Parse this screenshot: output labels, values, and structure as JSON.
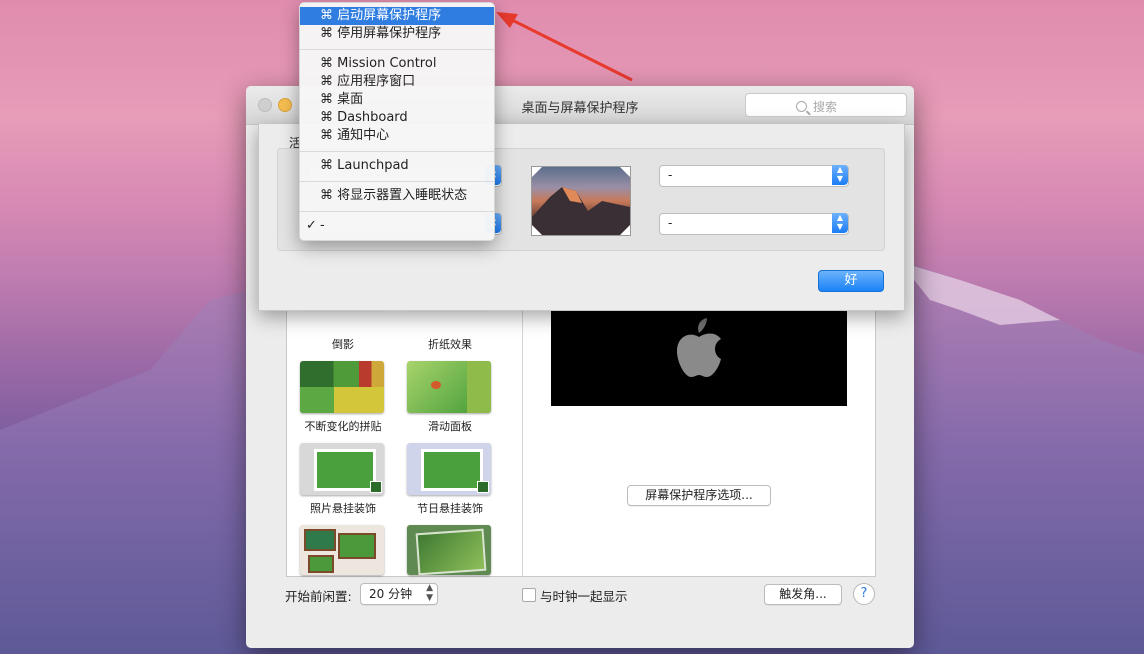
{
  "window": {
    "title": "桌面与屏幕保护程序",
    "search_placeholder": "搜索"
  },
  "sheet": {
    "partial_label": "活",
    "popup_values": [
      "-",
      "-"
    ],
    "ok_label": "好"
  },
  "menu": {
    "items": [
      {
        "label": "⌘ 启动屏幕保护程序",
        "selected": true
      },
      {
        "label": "⌘ 停用屏幕保护程序"
      },
      {
        "label": "⌘ Mission Control"
      },
      {
        "label": "⌘ 应用程序窗口"
      },
      {
        "label": "⌘ 桌面"
      },
      {
        "label": "⌘ Dashboard"
      },
      {
        "label": "⌘ 通知中心"
      },
      {
        "label": "⌘ Launchpad"
      },
      {
        "label": "⌘ 将显示器置入睡眠状态"
      },
      {
        "label": "-",
        "checked": true
      }
    ],
    "check_mark": "✓"
  },
  "screensavers": {
    "items": [
      {
        "label": "倒影"
      },
      {
        "label": "折纸效果"
      },
      {
        "label": "不断变化的拼贴"
      },
      {
        "label": "滑动面板"
      },
      {
        "label": "照片悬挂装饰"
      },
      {
        "label": "节日悬挂装饰"
      }
    ]
  },
  "options_button": "屏幕保护程序选项...",
  "bottom": {
    "idle_label": "开始前闲置:",
    "idle_value": "20 分钟",
    "clock_label": "与时钟一起显示",
    "hot_corners_label": "触发角...",
    "help_label": "?"
  },
  "colors": {
    "accent": "#2f7de1",
    "arrow": "#e8392d"
  }
}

- _OBJECTIVE_
Your task is to transcribe all of the records precisely, with no images included.

- _WRITTEN SOLUTION_
Parse this screenshot: output labels, values, and structure as JSON.
{
  "window": {
    "title": "桌面与屏幕保护程序",
    "search_placeholder": "搜索"
  },
  "sheet": {
    "partial_label": "活",
    "popup_values": [
      "-",
      "-"
    ],
    "ok_label": "好"
  },
  "menu": {
    "items": [
      {
        "label": "⌘ 启动屏幕保护程序",
        "selected": true
      },
      {
        "label": "⌘ 停用屏幕保护程序"
      },
      {
        "label": "⌘ Mission Control"
      },
      {
        "label": "⌘ 应用程序窗口"
      },
      {
        "label": "⌘ 桌面"
      },
      {
        "label": "⌘ Dashboard"
      },
      {
        "label": "⌘ 通知中心"
      },
      {
        "label": "⌘ Launchpad"
      },
      {
        "label": "⌘ 将显示器置入睡眠状态"
      },
      {
        "label": "-",
        "checked": true
      }
    ],
    "check_mark": "✓"
  },
  "screensavers": {
    "items": [
      {
        "label": "倒影"
      },
      {
        "label": "折纸效果"
      },
      {
        "label": "不断变化的拼贴"
      },
      {
        "label": "滑动面板"
      },
      {
        "label": "照片悬挂装饰"
      },
      {
        "label": "节日悬挂装饰"
      }
    ]
  },
  "options_button": "屏幕保护程序选项...",
  "bottom": {
    "idle_label": "开始前闲置:",
    "idle_value": "20 分钟",
    "clock_label": "与时钟一起显示",
    "hot_corners_label": "触发角...",
    "help_label": "?"
  },
  "colors": {
    "accent": "#2f7de1",
    "arrow": "#e8392d"
  }
}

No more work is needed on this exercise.